- PASSAGE TO READ
========================================================================

1.2.1 Audio-only and Video-only (Prerecorded)

In Plain Language

[1.2.1 Audio-only and Video-only (Prerecorded), Level A]^[1] applies to prerecorded media that carries information in only one sensory channel. If the content is audio-only -- a podcast episode, an interview recording, a voice memo embedded via <audio> -- ship a text transcript that presents the same information in correctly sequenced prose, including speaker labels and meaningful non-speech sounds.

If the content is video-only -- a silent product animation, surveillance footage, an assembly demo with no narration embedded via <video> -- ship either a text description of the visual track or a separate audio track that narrates it. Either alternative has to convey the same information a sighted viewer would extract from the pixels^[1].

Why It Matters

A screen reader handed an <audio controls src="podcast.mp3"></audio> with no accompanying transcript announces "audio" and exposes play and seek controls. There is no mechanism for the assistive technology to surface the speech inside the file, so a deaf or hard-of-hearing user gets the player chrome and nothing else.
A blind user landing on a <video> element with a silent visual track hears only the ambient audio (often none) when they press play. Without a text description or a descriptive audio track, the visual information -- on-screen text, demonstrated steps, spatial relationships -- is unrecoverable from the element itself.
1.2.1 is the transcript criterion, not the caption criterion. Captions live in 1.2.2 Captions (Prerecorded) and apply to synchronized media where audio and video carry complementary information. A podcast episode is audio-only and falls under 1.2.1; a webinar recording with a talking head and slides is synchronized media and falls under 1.2.2. Shipping captions on a podcast does not satisfy 1.2.1 -- the criterion asks for a time-independent text document that a user can read, search, and navigate with a screen reader^[1].
The W3C defines an acceptable alternative as a "document including correctly sequenced text descriptions of time-based visual and auditory information," with speaker identification and significant non-speech sounds such as applause, laughter, and audience questions where they carry meaning^[1]. A partial summary or marketing blurb does not clear the bar.

========================================================================

- STORED DATA
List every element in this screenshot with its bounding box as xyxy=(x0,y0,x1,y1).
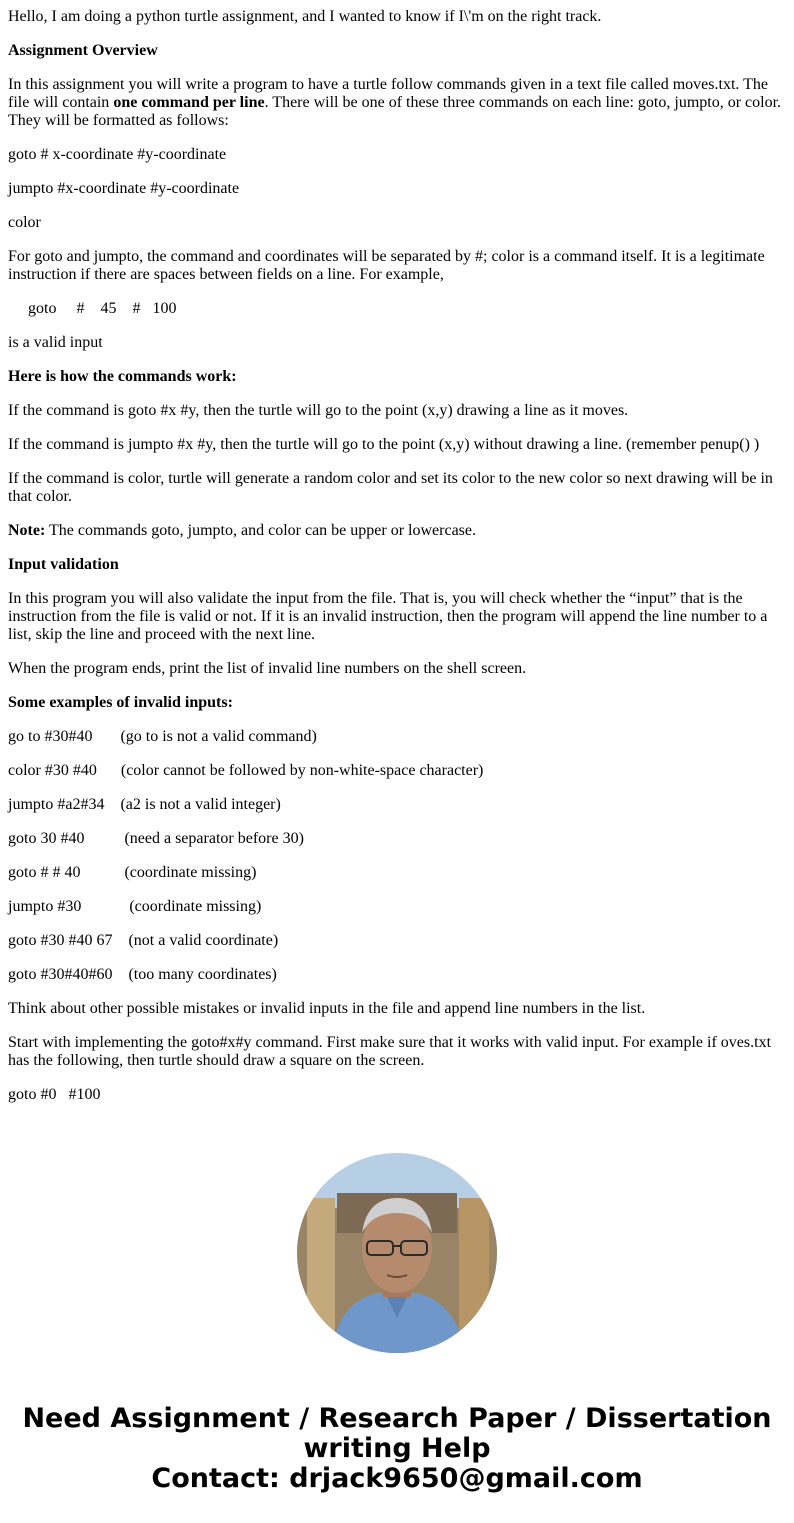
format-jumpto: jumpto #x-coordinate #y-coordinate xyxy=(8,180,240,197)
example-line: goto # 45 # 100 xyxy=(8,300,177,317)
invalid-example: goto #30 #40 67 (not a valid coordinate) xyxy=(8,932,279,949)
banner-contact: Contact: drjack9650@gmail.com xyxy=(151,1463,643,1494)
note-paragraph: Note: The commands goto, jumpto, and color can be upper or lowercase. xyxy=(8,522,476,539)
invalid-example: jumpto #30 (coordinate missing) xyxy=(8,898,262,915)
invalid-example: goto 30 #40 (need a separator before 30) xyxy=(8,830,304,847)
invalid-example: goto #30#40#60 (too many coordinates) xyxy=(8,966,277,983)
validation-paragraph-1: In this program you will also validate the input from the file. That is, you will check whether the “input” that is the instruction from the file is valid or not. If it is an invalid instruction, then the program will append the line number to a list, skip the line and proceed with the next line. xyxy=(8,590,768,643)
avatar xyxy=(297,1153,497,1353)
banner-line-2: writing Help xyxy=(303,1433,491,1464)
separator-paragraph: For goto and jumpto, the command and coordinates will be separated by #; color is a command itself. It is a legitimate instruction if there are spaces between fields on a line. For example, xyxy=(8,248,765,283)
commands-heading: Here is how the commands work: xyxy=(8,368,237,385)
command-color: If the command is color, turtle will generate a random color and set its color to the new color so next drawing will be in that color. xyxy=(8,470,773,505)
last-line: goto #0 #100 xyxy=(8,1086,101,1103)
banner-line-1: Need Assignment / Research Paper / Dissertation xyxy=(22,1403,772,1434)
think-paragraph: Think about other possible mistakes or invalid inputs in the file and append line numbers in the list. xyxy=(8,1000,646,1017)
format-color: color xyxy=(8,214,41,231)
avatar-portrait xyxy=(297,1153,497,1353)
overview-paragraph: In this assignment you will write a program to have a turtle follow commands given in a text file called moves.txt. The file will contain one command per line. There will be one of these three commands on each line: goto, jumpto, or color. They will be formatted as follows: xyxy=(8,76,782,129)
command-jumpto: If the command is jumpto #x #y, then the turtle will go to the point (x,y) without drawing a line. (remember penup() ) xyxy=(8,436,760,453)
invalid-example: go to #30#40 (go to is not a valid command) xyxy=(8,728,317,745)
contact-banner xyxy=(0,1404,794,1494)
validation-heading: Input validation xyxy=(8,556,119,573)
invalid-example: goto # # 40 (coordinate missing) xyxy=(8,864,257,881)
overview-heading: Assignment Overview xyxy=(8,42,158,59)
intro-text: Hello, I am doing a python turtle assignment, and I wanted to know if I\'m on the right track. xyxy=(8,8,602,25)
start-paragraph: Start with implementing the goto#x#y command. First make sure that it works with valid input. For example if oves.txt has the following, then turtle should draw a square on the screen. xyxy=(8,1034,772,1069)
invalid-example: jumpto #a2#34 (a2 is not a valid integer) xyxy=(8,796,281,813)
invalid-heading: Some examples of invalid inputs: xyxy=(8,694,233,711)
command-goto: If the command is goto #x #y, then the turtle will go to the point (x,y) drawing a line as it moves. xyxy=(8,402,629,419)
example-valid: is a valid input xyxy=(8,334,103,351)
validation-paragraph-2: When the program ends, print the list of invalid line numbers on the shell screen. xyxy=(8,660,527,677)
format-goto: goto # x-coordinate #y-coordinate xyxy=(8,146,227,163)
question-body xyxy=(8,8,786,1120)
invalid-example: color #30 #40 (color cannot be followed by non-white-space character) xyxy=(8,762,484,779)
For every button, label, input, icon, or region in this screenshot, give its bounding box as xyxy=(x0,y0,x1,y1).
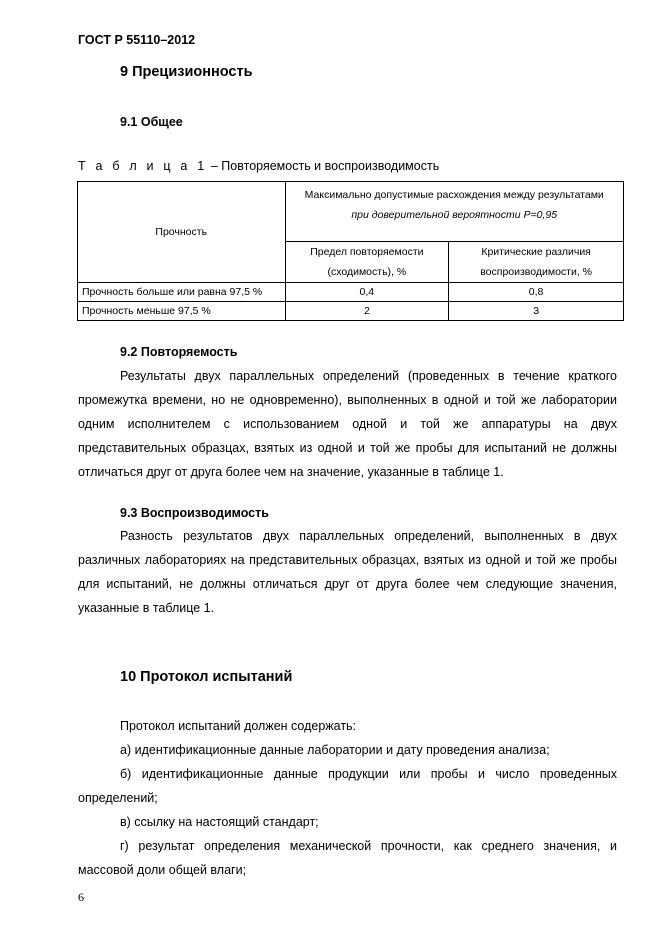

========================================================================

- GIVEN EXERCISE 1
Answer from the passage on audio-only and video-only media:
(a) For video-only content, what two alternatives may be shipped?
(b) Which criterion covers captions?
(c) What does a screen reader announce when handed an audio element with no transcript?
- GIVEN EXERCISE 2
In the listing, please substitute "bad-input" for "invalid-example" and give again everything from the line that contains "format-jumpto: jumpto #x-coordinate" down to the line that contains "banner-line-2: writing Help", leaving all else unchanged.
The listing has no connection to the passage about audio-only and video-only media.

- WRITTEN REPLY 1
(a) A text description of the visual track, or a separate audio track that narrates it.
(b) 1.2.2 Captions (Prerecorded).
(c) "audio"

- WRITTEN REPLY 2
format-jumpto: jumpto #x-coordinate #y-coordinate xyxy=(8,180,240,197)
example-line: goto # 45 # 100 xyxy=(8,300,177,317)
bad-input: goto #30 #40 67 (not a valid coordinate) xyxy=(8,932,279,949)
banner-contact: Contact: drjack9650@gmail.com xyxy=(151,1463,643,1494)
note-paragraph: Note: The commands goto, jumpto, and color can be upper or lowercase. xyxy=(8,522,476,539)
bad-input: jumpto #30 (coordinate missing) xyxy=(8,898,262,915)
bad-input: goto 30 #40 (need a separator before 30) xyxy=(8,830,304,847)
bad-input: goto #30#40#60 (too many coordinates) xyxy=(8,966,277,983)
validation-paragraph-1: In this program you will also validate the input from the file. That is, you will check whether the “input” that is the instruction from the file is valid or not. If it is an invalid instruction, then the program will append the line number to a list, skip the line and proceed with the next line. xyxy=(8,590,768,643)
avatar xyxy=(297,1153,497,1353)
banner-line-2: writing Help xyxy=(303,1433,491,1464)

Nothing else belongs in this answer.